[Entries taken from a collection]
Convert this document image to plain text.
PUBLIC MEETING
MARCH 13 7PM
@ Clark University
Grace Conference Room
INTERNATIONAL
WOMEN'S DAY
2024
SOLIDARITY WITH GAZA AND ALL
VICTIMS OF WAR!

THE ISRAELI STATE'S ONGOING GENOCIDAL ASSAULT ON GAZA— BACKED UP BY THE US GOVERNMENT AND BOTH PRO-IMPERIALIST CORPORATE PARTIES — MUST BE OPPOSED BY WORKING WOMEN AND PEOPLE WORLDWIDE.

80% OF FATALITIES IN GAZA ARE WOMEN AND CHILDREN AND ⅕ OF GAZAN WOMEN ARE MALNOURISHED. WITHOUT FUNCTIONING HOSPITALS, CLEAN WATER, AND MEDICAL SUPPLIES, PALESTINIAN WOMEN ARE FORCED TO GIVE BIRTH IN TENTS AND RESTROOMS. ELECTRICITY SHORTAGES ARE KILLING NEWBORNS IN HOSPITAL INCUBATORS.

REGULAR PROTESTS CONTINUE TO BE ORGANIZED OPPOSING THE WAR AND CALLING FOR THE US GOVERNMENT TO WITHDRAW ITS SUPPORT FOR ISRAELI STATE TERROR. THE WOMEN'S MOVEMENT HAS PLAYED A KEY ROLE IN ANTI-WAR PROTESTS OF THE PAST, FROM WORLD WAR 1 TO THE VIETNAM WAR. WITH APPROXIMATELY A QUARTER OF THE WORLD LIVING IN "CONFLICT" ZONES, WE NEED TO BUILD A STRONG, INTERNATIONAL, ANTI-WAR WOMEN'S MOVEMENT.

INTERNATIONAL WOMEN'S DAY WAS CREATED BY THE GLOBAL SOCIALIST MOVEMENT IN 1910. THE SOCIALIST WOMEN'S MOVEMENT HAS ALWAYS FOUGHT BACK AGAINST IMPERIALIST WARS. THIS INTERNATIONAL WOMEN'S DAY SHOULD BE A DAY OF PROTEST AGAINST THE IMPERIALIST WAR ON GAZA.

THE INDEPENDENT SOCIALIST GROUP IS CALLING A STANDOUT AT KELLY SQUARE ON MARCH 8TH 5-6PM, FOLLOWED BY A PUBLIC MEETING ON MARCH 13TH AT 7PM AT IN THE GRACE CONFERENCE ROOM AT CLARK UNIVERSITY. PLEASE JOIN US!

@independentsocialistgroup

▶ **EXERCISE BRIEF**:
Respond with nothing but the number of lines in the entries that contain the string "GOVERNMENT".

▶ **EXERCISE OUTPUT**:
2